_Task brief_: Reproduce the records word for word, starting with the first line and going on through the line that contains "station-point [311, 349, 313, 351]".
########
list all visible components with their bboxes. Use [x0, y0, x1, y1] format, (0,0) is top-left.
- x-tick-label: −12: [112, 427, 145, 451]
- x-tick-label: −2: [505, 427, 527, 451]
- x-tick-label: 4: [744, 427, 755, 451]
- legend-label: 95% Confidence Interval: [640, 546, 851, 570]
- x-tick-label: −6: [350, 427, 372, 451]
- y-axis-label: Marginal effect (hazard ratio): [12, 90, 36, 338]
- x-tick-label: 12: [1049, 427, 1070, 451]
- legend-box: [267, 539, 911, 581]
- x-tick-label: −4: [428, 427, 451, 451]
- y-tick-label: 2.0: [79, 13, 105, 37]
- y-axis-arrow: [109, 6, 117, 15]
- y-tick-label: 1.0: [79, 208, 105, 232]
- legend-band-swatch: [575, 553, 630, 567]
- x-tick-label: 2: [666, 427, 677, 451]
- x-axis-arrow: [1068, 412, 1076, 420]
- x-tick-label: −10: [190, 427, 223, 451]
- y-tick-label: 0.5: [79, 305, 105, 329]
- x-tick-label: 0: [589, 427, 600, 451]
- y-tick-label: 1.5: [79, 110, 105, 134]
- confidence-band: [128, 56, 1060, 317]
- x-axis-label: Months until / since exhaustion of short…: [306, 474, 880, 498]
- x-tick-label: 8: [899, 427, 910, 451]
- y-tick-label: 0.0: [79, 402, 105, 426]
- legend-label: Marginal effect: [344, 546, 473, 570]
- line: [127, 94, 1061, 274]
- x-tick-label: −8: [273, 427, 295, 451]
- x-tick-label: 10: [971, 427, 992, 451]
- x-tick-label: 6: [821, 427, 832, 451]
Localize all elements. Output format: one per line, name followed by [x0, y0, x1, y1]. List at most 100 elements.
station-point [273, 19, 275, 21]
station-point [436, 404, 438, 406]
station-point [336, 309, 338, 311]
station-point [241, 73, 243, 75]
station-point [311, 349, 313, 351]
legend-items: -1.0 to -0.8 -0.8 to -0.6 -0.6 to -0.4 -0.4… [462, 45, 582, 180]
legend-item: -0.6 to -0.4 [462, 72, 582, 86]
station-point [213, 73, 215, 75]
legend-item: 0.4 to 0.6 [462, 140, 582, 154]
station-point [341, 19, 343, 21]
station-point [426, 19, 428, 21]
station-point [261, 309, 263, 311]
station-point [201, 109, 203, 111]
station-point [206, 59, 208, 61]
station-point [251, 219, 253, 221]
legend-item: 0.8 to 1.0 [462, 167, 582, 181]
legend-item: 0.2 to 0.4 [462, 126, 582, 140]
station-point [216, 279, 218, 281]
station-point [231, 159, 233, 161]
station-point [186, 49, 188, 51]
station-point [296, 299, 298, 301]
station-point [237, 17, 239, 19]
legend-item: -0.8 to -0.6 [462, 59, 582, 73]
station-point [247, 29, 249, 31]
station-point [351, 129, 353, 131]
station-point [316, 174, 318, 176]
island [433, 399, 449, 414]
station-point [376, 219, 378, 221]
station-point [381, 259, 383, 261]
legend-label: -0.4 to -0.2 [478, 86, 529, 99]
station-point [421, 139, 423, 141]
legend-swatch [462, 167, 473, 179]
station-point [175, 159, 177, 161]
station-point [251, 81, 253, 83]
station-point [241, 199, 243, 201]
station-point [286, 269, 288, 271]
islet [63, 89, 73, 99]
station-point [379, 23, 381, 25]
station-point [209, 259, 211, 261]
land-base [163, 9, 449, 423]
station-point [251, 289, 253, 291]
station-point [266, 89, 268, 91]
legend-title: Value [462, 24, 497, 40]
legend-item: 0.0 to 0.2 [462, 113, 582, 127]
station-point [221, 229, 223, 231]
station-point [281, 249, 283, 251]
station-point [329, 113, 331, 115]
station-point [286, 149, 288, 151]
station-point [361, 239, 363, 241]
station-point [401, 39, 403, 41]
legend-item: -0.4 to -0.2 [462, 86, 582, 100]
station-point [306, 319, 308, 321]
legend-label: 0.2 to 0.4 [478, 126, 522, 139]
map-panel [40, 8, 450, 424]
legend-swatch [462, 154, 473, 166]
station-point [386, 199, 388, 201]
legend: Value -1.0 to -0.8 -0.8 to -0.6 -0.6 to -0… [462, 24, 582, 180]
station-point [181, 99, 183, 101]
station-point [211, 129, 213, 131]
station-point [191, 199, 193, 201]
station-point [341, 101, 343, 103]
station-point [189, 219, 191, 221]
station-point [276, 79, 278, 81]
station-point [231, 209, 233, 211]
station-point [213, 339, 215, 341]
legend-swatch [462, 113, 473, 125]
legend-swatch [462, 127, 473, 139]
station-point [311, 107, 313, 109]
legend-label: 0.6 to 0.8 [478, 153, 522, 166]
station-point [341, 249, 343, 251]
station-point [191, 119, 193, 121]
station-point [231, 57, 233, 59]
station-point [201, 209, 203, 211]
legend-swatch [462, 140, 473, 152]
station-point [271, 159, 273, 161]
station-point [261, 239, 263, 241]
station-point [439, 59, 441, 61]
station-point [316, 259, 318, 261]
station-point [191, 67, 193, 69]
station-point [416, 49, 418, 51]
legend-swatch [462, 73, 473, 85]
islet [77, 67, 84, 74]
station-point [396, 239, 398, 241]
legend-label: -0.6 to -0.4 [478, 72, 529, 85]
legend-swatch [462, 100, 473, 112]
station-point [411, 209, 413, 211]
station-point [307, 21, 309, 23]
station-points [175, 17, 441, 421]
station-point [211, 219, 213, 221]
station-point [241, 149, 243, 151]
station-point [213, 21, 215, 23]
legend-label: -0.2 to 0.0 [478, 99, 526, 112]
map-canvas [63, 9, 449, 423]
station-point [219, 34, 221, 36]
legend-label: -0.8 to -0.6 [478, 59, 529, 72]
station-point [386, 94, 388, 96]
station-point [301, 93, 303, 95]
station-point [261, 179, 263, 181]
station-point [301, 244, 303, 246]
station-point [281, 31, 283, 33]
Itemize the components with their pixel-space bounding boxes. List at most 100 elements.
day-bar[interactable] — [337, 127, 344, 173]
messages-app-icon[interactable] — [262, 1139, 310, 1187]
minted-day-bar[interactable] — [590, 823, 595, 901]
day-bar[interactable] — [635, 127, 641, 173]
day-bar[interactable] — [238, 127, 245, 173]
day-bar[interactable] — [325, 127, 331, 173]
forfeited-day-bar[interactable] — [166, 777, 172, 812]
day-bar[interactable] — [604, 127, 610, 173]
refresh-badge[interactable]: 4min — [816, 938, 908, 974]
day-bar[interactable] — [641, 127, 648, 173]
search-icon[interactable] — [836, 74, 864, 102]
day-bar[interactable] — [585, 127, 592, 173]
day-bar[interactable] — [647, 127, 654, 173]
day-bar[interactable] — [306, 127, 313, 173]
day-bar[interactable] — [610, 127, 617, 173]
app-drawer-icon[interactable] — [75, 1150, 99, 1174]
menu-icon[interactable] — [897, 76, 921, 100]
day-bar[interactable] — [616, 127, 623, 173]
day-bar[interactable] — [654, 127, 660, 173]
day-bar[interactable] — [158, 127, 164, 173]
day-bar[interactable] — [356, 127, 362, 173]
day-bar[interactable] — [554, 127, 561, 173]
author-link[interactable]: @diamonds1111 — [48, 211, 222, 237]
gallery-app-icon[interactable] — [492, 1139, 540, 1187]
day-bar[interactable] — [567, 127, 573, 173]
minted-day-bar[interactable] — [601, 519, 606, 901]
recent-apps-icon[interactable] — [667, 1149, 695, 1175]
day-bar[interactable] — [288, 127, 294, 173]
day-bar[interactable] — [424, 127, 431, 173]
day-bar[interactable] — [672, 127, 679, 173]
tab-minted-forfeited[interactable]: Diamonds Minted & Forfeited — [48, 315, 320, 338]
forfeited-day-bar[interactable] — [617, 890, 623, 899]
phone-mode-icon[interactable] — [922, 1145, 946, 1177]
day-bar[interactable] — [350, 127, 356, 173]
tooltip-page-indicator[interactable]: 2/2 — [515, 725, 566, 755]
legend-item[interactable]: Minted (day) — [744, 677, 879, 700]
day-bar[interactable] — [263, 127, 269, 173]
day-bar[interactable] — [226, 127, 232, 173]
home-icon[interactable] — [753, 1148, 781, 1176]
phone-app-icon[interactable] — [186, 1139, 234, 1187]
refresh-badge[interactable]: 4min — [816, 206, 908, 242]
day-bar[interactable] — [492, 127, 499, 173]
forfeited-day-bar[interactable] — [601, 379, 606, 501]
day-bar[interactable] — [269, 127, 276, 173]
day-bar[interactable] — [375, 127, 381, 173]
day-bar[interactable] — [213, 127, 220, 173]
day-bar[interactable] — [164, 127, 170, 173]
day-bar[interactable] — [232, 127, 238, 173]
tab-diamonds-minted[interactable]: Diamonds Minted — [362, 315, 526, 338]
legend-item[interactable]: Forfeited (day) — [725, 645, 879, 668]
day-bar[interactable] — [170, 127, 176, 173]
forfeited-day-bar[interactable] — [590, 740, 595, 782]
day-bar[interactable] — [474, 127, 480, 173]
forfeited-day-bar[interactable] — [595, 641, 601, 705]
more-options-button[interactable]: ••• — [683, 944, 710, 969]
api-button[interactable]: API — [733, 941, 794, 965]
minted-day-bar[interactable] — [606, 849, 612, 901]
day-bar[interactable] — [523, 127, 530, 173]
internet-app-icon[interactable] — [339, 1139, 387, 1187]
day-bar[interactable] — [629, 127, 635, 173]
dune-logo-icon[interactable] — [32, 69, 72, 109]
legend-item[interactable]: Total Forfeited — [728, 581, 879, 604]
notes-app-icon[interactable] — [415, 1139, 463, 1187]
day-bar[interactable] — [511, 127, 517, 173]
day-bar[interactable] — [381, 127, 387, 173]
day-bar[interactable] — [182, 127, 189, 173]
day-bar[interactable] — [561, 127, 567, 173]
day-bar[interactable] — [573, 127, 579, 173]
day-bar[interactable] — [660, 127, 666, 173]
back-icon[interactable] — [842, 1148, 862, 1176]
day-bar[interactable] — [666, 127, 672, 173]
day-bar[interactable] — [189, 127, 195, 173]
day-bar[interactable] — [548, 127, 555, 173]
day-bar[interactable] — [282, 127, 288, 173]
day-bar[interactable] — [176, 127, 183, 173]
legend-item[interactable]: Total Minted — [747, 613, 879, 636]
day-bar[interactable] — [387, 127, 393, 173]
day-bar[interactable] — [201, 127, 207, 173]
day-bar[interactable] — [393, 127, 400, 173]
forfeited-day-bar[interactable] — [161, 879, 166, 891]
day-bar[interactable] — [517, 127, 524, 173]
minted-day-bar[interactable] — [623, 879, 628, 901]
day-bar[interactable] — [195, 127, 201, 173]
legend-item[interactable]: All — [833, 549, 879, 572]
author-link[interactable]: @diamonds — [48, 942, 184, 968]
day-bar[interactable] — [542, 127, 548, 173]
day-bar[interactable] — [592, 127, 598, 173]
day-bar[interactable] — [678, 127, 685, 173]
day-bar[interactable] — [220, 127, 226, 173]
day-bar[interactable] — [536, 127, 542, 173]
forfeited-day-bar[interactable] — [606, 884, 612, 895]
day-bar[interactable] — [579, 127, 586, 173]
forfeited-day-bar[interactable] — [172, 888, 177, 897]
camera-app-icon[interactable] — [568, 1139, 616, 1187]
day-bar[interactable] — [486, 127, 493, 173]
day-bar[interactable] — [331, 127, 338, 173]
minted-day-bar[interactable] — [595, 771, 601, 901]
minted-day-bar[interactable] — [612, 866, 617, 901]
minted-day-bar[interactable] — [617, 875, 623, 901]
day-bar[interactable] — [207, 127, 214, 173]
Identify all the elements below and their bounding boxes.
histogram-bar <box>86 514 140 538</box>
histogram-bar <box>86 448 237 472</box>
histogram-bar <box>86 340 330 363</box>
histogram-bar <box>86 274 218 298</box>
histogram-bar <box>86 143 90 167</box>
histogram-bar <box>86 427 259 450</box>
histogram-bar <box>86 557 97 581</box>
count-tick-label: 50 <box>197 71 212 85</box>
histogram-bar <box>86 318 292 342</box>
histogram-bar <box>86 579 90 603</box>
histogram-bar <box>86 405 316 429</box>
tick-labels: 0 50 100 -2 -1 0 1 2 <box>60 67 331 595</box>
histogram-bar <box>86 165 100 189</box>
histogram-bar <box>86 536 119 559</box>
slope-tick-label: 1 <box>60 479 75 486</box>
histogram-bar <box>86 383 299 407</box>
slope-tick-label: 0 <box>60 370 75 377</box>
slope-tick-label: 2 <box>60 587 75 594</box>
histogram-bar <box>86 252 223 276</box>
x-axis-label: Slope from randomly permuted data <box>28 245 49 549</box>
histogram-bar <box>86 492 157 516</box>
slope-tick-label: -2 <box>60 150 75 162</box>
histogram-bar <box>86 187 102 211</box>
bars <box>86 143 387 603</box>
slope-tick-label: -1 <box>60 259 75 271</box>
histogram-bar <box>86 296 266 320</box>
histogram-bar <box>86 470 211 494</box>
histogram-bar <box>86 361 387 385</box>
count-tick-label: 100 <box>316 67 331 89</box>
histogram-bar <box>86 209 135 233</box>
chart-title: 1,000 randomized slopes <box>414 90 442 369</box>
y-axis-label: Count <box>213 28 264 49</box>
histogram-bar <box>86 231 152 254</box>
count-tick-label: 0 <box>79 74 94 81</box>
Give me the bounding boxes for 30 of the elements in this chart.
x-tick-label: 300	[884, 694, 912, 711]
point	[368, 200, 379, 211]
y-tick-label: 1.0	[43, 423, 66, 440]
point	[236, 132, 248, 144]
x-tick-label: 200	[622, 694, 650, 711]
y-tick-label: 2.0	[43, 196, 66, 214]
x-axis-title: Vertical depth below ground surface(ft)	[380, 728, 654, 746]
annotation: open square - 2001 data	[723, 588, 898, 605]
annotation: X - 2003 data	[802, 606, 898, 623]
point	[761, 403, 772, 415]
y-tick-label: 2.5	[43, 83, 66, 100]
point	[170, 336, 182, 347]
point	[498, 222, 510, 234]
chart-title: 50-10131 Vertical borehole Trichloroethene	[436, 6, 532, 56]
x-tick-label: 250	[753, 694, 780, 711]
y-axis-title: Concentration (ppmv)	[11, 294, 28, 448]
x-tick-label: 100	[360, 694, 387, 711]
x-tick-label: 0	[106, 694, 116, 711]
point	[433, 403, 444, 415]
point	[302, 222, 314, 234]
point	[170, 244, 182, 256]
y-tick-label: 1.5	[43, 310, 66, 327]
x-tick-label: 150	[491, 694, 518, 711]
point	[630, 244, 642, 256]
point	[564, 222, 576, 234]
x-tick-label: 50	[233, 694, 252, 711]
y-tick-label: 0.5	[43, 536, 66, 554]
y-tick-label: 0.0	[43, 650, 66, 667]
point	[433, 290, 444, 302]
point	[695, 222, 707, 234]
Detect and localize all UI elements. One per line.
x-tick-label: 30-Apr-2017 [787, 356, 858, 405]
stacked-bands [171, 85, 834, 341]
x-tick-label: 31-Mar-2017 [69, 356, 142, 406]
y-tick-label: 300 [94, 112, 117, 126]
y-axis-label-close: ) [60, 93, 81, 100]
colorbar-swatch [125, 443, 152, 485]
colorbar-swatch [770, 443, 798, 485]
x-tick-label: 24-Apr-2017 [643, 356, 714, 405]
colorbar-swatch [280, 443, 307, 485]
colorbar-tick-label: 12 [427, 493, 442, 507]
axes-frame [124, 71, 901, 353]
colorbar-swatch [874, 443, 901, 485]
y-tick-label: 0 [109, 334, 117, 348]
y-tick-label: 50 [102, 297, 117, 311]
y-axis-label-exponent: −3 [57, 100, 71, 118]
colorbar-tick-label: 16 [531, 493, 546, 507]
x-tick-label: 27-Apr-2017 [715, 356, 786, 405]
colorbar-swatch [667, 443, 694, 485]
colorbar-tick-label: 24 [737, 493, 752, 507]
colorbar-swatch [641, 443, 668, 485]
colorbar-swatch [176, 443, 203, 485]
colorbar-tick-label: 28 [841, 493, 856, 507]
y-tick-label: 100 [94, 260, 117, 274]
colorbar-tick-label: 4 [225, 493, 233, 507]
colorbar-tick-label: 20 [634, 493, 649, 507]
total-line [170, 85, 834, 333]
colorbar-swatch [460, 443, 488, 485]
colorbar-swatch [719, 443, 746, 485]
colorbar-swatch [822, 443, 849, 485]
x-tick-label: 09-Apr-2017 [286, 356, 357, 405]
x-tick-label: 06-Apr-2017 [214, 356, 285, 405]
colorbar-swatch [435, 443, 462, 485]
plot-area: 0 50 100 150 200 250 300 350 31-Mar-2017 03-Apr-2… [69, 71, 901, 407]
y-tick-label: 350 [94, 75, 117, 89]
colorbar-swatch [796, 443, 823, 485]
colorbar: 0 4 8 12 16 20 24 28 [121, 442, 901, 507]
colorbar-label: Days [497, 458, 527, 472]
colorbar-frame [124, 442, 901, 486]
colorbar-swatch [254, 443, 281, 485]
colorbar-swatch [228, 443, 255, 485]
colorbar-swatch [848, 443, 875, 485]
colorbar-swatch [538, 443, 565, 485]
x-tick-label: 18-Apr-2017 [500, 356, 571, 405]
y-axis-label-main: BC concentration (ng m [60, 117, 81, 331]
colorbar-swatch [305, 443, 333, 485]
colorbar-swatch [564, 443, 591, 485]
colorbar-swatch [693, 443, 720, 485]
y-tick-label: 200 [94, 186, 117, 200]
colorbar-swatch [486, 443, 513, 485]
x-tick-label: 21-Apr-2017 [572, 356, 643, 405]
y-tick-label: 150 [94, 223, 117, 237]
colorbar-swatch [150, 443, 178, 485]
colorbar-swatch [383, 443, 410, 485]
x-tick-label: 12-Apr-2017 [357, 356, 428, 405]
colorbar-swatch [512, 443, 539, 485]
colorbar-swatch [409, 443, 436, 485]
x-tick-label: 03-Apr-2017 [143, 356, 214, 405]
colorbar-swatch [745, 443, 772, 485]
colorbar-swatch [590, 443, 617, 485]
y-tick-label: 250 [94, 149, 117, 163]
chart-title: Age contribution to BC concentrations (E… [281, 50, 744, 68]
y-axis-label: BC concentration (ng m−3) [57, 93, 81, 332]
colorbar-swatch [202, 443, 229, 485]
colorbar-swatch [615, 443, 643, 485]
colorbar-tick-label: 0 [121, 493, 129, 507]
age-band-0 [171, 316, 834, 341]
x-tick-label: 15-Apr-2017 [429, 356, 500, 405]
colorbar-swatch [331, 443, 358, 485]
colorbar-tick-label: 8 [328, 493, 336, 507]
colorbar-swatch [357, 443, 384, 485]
########
_Solution for this task_:
list all visible components with their bboxes. Use [x0, y0, x1, y1] format, (0,0) is top-left.
- x-tick-label: −12: [112, 427, 145, 451]
- x-tick-label: −2: [505, 427, 527, 451]
- x-tick-label: 4: [744, 427, 755, 451]
- legend-label: 95% Confidence Interval: [640, 546, 851, 570]
- x-tick-label: −6: [350, 427, 372, 451]
- y-axis-label: Marginal effect (hazard ratio): [12, 90, 36, 338]
- x-tick-label: 12: [1049, 427, 1070, 451]
- legend-box: [267, 539, 911, 581]
- x-tick-label: −4: [428, 427, 451, 451]
- y-tick-label: 2.0: [79, 13, 105, 37]
- y-axis-arrow: [109, 6, 117, 15]
- y-tick-label: 1.0: [79, 208, 105, 232]
- legend-band-swatch: [575, 553, 630, 567]
- x-tick-label: 2: [666, 427, 677, 451]
- x-axis-arrow: [1068, 412, 1076, 420]
- x-tick-label: −10: [190, 427, 223, 451]
- y-tick-label: 0.5: [79, 305, 105, 329]
- x-tick-label: 0: [589, 427, 600, 451]
- y-tick-label: 1.5: [79, 110, 105, 134]
- confidence-band: [128, 56, 1060, 317]
- x-axis-label: Months until / since exhaustion of short…: [306, 474, 880, 498]
- x-tick-label: 8: [899, 427, 910, 451]
- y-tick-label: 0.0: [79, 402, 105, 426]
- legend-label: Marginal effect: [344, 546, 473, 570]
- line: [127, 94, 1061, 274]
- x-tick-label: −8: [273, 427, 295, 451]
- x-tick-label: 10: [971, 427, 992, 451]
- x-tick-label: 6: [821, 427, 832, 451]
Localize all elements. Output format: one per line, name followed by [x0, y0, x1, y1]. List at most 100 elements.
station-point [273, 19, 275, 21]
station-point [436, 404, 438, 406]
station-point [336, 309, 338, 311]
station-point [241, 73, 243, 75]
station-point [311, 349, 313, 351]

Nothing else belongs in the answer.